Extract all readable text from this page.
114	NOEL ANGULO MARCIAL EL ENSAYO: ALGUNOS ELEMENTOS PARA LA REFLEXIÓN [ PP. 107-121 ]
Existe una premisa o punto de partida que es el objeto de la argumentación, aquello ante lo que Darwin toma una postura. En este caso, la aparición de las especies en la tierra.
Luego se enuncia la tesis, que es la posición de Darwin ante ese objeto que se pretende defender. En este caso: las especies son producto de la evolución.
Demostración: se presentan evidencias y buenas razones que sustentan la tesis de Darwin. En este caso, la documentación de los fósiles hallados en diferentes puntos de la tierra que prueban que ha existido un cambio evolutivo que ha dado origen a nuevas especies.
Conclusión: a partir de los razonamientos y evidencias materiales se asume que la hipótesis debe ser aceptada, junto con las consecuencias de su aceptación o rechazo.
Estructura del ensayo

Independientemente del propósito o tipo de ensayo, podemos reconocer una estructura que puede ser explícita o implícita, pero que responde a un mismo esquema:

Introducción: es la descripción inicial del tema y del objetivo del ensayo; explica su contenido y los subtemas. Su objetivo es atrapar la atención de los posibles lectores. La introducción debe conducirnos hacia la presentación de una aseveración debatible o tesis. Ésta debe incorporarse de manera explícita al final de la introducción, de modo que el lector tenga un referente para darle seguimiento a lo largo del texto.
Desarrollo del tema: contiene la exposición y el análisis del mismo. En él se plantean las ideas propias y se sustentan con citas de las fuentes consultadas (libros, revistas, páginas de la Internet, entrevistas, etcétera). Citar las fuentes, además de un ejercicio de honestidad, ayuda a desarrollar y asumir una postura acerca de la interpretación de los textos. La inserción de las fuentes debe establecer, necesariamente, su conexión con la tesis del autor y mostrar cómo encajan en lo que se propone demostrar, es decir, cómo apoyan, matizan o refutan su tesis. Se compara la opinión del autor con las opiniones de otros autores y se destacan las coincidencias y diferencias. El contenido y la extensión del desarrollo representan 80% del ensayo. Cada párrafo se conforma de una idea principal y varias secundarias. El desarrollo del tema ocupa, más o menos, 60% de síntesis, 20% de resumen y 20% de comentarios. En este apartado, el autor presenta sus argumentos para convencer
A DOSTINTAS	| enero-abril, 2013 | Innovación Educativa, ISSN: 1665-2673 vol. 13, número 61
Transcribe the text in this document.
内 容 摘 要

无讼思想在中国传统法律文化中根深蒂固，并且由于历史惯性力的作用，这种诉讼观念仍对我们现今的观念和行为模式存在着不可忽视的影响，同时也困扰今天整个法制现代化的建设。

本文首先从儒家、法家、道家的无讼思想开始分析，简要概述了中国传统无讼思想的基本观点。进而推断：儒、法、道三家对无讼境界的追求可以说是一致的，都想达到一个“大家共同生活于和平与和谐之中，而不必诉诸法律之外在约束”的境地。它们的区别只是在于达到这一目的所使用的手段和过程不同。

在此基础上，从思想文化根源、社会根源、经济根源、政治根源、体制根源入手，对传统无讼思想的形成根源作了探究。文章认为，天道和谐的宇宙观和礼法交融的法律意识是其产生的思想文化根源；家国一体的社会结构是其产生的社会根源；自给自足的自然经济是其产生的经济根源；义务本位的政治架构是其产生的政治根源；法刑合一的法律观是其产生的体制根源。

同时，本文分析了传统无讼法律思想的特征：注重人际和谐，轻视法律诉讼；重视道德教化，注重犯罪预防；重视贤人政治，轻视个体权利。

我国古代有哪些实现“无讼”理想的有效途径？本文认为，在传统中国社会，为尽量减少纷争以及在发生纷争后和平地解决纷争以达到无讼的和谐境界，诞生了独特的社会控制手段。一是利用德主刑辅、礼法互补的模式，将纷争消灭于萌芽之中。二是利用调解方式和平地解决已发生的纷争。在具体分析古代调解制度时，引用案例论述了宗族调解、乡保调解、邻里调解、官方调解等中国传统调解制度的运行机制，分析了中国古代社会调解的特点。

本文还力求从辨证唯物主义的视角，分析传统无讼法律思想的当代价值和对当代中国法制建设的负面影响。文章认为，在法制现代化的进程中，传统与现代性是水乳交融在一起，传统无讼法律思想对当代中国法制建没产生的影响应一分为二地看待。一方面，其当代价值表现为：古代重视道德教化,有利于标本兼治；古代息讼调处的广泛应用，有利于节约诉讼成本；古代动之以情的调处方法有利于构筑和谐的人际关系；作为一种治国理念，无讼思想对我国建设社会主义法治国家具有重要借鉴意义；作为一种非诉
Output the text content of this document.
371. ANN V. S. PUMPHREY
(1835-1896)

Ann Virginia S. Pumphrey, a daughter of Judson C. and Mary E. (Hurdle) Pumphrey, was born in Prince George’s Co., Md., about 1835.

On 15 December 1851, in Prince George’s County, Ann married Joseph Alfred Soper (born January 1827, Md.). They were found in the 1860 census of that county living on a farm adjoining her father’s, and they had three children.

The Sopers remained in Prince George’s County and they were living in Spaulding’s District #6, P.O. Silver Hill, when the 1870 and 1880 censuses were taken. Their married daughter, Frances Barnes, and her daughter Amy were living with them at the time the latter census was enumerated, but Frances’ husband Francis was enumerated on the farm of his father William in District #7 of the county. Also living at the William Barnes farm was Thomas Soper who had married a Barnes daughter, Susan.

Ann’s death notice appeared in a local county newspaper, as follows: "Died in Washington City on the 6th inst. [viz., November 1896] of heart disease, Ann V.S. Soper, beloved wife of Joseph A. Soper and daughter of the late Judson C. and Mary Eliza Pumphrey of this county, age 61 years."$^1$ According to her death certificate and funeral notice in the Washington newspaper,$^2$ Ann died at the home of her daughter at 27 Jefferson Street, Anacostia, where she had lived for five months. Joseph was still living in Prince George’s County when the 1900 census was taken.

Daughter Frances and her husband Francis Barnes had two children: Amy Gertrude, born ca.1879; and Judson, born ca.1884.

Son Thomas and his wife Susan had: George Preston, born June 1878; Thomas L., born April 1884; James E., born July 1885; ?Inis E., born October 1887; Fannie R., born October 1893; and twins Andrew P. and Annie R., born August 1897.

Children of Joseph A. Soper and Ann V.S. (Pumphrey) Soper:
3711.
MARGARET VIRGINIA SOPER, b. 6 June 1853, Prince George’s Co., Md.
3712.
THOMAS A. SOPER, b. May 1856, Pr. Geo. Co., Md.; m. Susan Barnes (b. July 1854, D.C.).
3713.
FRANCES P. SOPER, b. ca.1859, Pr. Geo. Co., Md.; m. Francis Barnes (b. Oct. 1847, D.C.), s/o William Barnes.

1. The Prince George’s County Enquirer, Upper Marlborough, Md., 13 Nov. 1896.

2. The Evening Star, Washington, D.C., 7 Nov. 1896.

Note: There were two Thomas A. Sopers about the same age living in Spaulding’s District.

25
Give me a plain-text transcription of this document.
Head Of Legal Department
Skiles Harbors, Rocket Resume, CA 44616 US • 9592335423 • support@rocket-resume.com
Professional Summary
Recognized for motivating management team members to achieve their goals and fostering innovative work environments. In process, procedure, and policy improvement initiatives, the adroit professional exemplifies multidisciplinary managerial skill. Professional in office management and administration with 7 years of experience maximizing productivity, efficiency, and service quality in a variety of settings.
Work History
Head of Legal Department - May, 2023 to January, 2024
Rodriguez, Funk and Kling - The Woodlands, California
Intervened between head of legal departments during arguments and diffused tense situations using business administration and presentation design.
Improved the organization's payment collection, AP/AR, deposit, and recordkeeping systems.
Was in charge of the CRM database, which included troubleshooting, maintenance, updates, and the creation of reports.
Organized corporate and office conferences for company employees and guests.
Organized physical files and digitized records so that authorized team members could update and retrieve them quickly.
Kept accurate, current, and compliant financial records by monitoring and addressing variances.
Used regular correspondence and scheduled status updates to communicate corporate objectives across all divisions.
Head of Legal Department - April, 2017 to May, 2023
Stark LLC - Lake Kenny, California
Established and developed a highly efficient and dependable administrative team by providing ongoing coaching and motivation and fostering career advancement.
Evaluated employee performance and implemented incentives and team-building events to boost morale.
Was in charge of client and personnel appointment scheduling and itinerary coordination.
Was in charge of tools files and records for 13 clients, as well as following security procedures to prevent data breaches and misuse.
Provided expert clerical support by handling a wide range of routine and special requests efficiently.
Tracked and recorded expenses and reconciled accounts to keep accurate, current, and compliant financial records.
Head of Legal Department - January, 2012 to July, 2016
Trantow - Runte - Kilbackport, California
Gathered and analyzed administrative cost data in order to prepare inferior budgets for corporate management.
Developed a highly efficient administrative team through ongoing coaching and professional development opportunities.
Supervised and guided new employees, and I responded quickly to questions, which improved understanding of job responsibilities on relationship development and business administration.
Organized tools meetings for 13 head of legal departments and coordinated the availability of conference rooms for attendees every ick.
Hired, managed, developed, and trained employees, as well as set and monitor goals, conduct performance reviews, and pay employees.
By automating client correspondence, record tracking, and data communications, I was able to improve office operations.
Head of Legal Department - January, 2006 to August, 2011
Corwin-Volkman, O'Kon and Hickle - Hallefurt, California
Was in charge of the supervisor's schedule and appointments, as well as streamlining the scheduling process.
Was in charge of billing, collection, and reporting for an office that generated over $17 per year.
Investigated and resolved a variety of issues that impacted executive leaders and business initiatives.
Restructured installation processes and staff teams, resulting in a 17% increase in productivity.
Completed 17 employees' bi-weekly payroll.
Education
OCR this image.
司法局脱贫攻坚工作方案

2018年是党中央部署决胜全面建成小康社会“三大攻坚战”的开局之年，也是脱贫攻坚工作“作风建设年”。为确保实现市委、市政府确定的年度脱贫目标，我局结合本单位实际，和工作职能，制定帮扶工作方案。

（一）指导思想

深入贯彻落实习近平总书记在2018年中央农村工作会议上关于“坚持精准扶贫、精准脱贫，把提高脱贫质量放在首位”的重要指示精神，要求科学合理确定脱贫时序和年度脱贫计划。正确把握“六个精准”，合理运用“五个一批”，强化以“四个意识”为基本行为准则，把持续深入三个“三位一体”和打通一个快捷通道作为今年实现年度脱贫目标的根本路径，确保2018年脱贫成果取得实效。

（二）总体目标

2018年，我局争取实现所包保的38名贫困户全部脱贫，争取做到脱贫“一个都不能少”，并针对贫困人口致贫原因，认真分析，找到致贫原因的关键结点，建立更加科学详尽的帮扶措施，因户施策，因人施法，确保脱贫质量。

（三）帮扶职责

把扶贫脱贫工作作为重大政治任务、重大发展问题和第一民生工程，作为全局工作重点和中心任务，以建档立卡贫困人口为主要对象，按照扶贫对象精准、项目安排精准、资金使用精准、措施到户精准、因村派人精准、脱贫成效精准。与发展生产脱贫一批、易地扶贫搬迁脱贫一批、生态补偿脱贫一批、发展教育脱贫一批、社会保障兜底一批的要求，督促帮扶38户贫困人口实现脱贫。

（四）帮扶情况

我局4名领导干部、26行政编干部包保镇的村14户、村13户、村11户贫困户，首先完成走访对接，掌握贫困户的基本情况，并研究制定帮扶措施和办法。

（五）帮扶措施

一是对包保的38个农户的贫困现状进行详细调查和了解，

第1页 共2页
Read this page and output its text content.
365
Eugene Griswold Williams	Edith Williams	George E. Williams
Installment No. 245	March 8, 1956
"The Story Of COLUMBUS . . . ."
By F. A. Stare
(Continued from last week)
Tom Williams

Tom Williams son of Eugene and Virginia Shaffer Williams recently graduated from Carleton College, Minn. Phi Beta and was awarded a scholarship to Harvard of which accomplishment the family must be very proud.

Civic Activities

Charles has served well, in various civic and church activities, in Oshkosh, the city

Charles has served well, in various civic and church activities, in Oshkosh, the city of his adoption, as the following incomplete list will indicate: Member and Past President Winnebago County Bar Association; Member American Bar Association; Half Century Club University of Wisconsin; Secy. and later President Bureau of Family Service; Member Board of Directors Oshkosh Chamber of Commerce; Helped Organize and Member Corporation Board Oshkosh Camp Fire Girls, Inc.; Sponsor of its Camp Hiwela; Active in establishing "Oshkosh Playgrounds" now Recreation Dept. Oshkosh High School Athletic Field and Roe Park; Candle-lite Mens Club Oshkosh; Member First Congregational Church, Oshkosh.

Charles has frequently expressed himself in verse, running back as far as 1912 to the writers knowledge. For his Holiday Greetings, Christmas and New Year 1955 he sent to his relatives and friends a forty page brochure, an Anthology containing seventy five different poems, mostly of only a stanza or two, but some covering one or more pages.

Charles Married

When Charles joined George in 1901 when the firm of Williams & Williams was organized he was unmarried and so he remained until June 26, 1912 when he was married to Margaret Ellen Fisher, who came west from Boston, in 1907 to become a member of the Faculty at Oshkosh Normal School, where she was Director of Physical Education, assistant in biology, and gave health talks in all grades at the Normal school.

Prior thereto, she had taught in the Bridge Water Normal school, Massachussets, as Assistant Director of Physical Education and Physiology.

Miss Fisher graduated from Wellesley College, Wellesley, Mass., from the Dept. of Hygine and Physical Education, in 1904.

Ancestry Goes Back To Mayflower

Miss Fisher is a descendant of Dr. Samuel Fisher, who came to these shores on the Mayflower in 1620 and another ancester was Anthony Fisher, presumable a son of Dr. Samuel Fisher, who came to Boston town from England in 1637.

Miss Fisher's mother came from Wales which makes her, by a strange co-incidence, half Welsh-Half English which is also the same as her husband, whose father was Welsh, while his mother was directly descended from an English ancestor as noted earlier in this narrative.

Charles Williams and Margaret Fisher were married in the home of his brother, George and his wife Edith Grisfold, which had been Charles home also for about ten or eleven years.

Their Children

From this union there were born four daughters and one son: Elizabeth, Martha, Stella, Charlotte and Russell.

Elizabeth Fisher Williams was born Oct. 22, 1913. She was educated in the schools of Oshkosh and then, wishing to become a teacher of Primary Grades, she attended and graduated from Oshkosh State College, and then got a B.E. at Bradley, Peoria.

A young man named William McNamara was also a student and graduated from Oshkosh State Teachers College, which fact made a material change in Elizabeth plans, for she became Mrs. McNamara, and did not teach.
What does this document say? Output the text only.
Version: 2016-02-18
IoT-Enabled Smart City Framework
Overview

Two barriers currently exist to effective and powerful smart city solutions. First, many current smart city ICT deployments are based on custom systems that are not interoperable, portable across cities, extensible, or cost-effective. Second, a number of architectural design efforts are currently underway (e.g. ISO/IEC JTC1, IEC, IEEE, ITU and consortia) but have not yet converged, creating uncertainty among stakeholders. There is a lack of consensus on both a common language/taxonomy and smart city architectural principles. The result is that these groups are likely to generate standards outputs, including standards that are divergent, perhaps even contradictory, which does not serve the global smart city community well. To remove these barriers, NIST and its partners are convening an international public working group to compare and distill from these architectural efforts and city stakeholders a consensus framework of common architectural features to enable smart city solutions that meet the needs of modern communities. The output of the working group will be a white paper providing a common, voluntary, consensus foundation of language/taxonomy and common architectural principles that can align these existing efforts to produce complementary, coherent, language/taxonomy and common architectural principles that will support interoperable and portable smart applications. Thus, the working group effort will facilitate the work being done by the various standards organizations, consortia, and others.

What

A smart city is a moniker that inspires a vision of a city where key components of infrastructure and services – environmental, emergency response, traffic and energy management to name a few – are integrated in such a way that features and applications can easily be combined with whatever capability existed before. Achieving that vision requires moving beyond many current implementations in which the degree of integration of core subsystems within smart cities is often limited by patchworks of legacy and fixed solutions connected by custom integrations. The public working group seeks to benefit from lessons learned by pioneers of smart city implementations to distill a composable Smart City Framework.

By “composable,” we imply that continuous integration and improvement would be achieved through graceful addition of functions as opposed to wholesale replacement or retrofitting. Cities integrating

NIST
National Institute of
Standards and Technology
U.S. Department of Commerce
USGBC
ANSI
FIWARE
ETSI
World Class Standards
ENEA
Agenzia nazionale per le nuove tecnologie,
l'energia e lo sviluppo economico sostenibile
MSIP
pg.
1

> **WHAT THIS TASK INVOLVES**
List all lines above in which the string "tools" appears.

> **RESPONSE**
Was in charge of tools files and records for 13 clients, as well as following security procedures to prevent data breaches and misuse.
Organized tools meetings for 13 head of legal departments and coordinated the availability of conference rooms for attendees every ick.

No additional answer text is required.